SET TASK:
Quote the Rust performance guide from "Rust Performance Best" up to and including "and profiling workflows.", word for word.

DOCUMENT PASSAGE:
····················

Rust Performance Best Practices
Expert-level performance optimization guide for Rust. Contains 45+ rules across 9 categories with real benchmarks, failure modes, and profiling workflows.
When to Apply
Reference these guidelines when:
- Investigating slow Rust programs or high latency
- Optimizing build times or binary size
- Reviewing allocation-heavy code
- Debugging lock contention or thread scaling issues
- Setting up release profiles for production
- Working with async runtimes (Tokio, async-std)
When NOT to Apply
Skip these optimizations when:
- Code isn't in a hot path (profile first!)
- Readability would suffer significantly
- You haven't measured a performance problem
- The optimization requires unsafe code you can't verify
- Premature optimization would delay shipping
The Optimization Workflow
CRITICAL: Most Rust code doesn't need optimization. Profile first, optimize second.
┌─────────────────────────────────────────────────────────────┐
│ OPTIMIZATION WORKFLOW │
├─────────────────────────────────────────────────────────────┤
│ │
│ 1. MEASURE FIRST │
│ └── Profile before changing anything │
│ └── Use cargo flamegraph, perf, or heaptrack │
│ └── Identify actual bottlenecks (don't guess!) │
│ │
│ 2. CHECK BUILD SETTINGS │
│ └── Release mode? (10-100x vs debug) │
│ └── LTO enabled? (5-20% improvement) │
│ └── Target CPU? (10-30% for SIMD) │
│ │
│ 3. FIX ALGORITHMIC ISSUES │
│ └── O(n²) → O(n log n) matters more than micro-opts │
│ └── Check data structure choices │
│ └── Avoid unnecessary work │
│ │
│ 4. REDUCE ALLOCATIONS │
│ └── Pre-size collections (with_capacity) │
│ └── Reuse buffers (clear + reuse) │
│ └── Avoid cloning (borrow instead) │
│ │
│ 5. OPTIMIZE HOT LOOPS │
│ └── Iterators over indices │
│ └── Reduce lock scope │
│ └── Batch I/O operations │
│ │
│ 6. MEASURE AGAIN │
│ └── Verify improvement with benchmarks │
│ └── Check for regressions elsewhere │
│ └── Document the optimization │
│ │
└─────────────────────────────────────────────────────────────┘
Quick Profiling Commands
bash
# CPU profiling (Linux)

····················

RECORDS PROVIDED:
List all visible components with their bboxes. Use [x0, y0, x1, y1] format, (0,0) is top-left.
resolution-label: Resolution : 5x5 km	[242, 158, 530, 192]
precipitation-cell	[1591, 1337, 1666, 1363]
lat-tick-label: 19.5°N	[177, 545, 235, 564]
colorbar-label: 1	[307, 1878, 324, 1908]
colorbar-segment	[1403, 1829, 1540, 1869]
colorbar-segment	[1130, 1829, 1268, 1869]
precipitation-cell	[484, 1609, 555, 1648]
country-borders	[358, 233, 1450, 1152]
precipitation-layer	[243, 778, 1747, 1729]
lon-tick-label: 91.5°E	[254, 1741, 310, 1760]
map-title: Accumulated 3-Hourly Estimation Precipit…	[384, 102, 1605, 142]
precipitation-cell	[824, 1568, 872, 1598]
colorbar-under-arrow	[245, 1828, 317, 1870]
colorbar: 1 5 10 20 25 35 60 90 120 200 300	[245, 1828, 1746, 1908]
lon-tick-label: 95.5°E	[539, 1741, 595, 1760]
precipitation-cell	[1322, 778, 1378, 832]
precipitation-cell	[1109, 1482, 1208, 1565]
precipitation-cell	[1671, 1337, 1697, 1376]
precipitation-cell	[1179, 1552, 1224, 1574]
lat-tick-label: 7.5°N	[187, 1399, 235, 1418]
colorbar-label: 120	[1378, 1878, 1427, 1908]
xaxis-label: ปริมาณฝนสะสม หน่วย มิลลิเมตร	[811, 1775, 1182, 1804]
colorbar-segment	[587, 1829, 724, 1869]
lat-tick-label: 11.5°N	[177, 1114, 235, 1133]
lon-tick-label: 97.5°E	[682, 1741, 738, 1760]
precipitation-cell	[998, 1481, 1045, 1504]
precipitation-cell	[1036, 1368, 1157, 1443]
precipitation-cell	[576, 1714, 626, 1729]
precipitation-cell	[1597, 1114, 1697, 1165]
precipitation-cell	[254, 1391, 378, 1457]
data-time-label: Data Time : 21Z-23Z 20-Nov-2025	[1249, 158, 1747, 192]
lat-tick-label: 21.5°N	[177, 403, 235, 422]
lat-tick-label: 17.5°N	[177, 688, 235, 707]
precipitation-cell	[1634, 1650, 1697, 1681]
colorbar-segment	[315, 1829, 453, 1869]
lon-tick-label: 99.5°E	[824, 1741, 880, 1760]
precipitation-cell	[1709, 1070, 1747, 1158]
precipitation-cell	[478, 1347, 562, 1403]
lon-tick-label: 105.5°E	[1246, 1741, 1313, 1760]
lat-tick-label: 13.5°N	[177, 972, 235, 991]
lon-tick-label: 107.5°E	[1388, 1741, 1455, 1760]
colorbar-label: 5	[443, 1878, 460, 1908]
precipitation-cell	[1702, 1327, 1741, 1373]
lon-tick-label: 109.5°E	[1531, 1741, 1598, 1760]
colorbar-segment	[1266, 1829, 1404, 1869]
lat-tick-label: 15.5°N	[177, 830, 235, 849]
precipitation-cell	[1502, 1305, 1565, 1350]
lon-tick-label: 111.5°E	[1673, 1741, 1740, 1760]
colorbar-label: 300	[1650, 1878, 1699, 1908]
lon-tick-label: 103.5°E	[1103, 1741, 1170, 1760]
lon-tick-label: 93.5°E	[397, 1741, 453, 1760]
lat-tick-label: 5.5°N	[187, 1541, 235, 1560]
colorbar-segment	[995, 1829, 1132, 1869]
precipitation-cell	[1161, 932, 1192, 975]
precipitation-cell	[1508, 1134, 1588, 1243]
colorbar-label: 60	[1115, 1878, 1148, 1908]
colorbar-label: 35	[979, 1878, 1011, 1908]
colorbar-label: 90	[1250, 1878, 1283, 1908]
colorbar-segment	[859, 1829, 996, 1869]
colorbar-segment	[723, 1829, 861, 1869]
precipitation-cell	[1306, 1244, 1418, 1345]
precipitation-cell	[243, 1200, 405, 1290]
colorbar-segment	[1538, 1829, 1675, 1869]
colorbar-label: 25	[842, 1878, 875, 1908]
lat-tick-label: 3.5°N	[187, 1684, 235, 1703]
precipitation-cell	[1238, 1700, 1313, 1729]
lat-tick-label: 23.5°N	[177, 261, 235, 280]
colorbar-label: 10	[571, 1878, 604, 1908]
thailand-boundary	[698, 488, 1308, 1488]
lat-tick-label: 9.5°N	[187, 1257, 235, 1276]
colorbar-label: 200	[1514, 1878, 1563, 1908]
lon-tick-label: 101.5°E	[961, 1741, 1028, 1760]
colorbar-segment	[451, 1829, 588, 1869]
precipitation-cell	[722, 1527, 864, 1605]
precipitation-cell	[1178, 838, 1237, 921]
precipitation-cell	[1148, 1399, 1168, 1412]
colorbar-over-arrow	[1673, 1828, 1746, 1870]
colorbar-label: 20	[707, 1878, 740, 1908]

····················

RIGHT ANSWER:
Rust Performance Best Practices
Expert-level performance optimization guide for Rust. Contains 45+ rules across 9 categories with real benchmarks, failure modes, and profiling workflows.